## MATERIAL:
========

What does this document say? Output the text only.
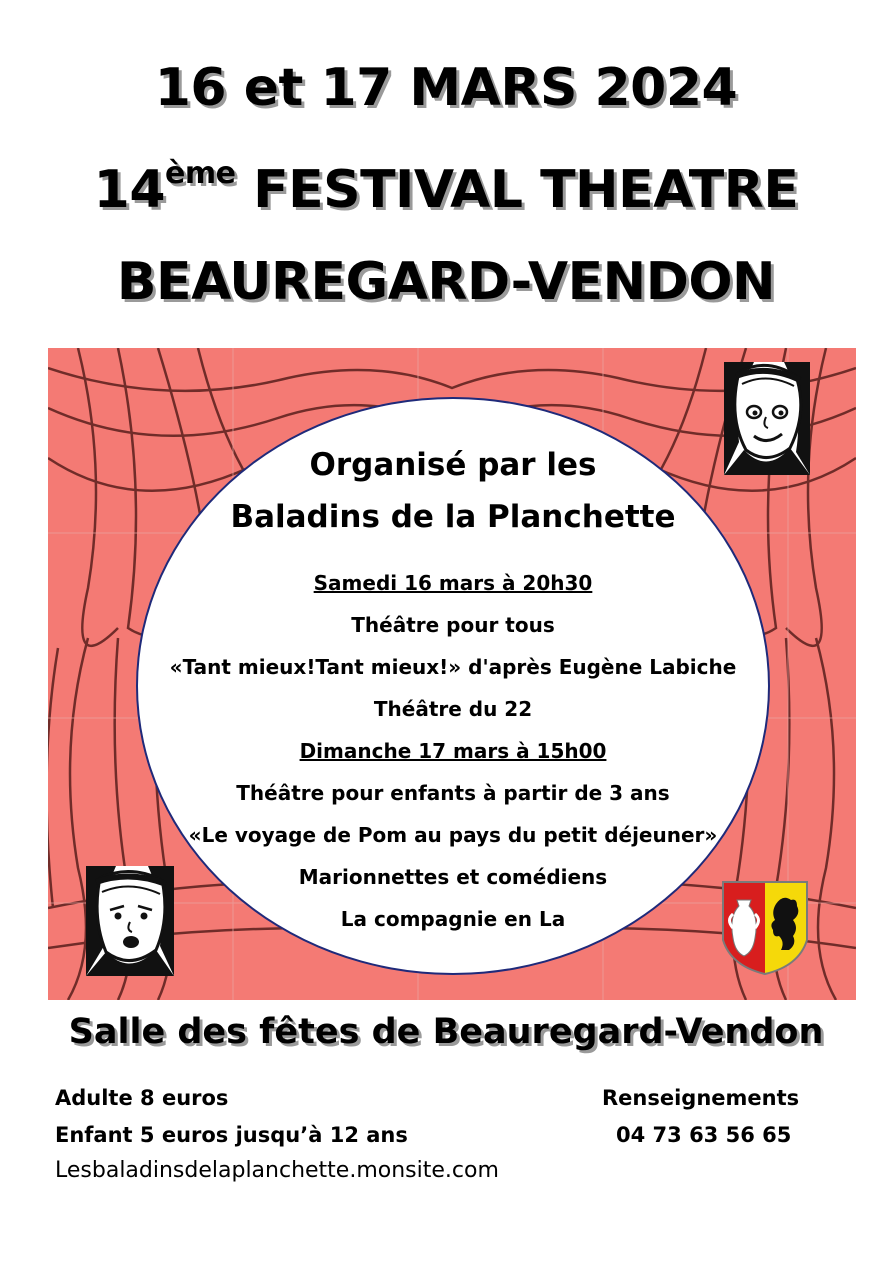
16 et 17 MARS 2024
14ème FESTIVAL THEATRE
BEAUREGARD-VENDON

Organisé par les

Baladins de la Planchette

Samedi 16 mars à 20h30

Théâtre pour tous

«Tant mieux!Tant mieux!» d'après Eugène Labiche

Théâtre du 22

Dimanche 17 mars à 15h00

Théâtre pour enfants à partir de 3 ans

«Le voyage de Pom au pays du petit déjeuner»

Marionnettes et comédiens

La compagnie en La

Salle des fêtes de Beauregard-Vendon

Adulte 8 euros

Enfant 5 euros jusqu’à 12 ans

Lesbaladinsdelaplanchette.monsite.com

Renseignements

04 73 63 56 65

========

## OBJECTIVE:
Copy every entry exactly as written. Pictures are excluded.

## IN RESPONSE:
What does this document say? Output the text only.
16 et 17 MARS 2024
14ème FESTIVAL THEATRE
BEAUREGARD-VENDON

Organisé par les

Baladins de la Planchette

Samedi 16 mars à 20h30

Théâtre pour tous

«Tant mieux!Tant mieux!» d'après Eugène Labiche

Théâtre du 22

Dimanche 17 mars à 15h00

Théâtre pour enfants à partir de 3 ans

«Le voyage de Pom au pays du petit déjeuner»

Marionnettes et comédiens

La compagnie en La

Salle des fêtes de Beauregard-Vendon

Adulte 8 euros

Enfant 5 euros jusqu’à 12 ans

Lesbaladinsdelaplanchette.monsite.com

Renseignements

04 73 63 56 65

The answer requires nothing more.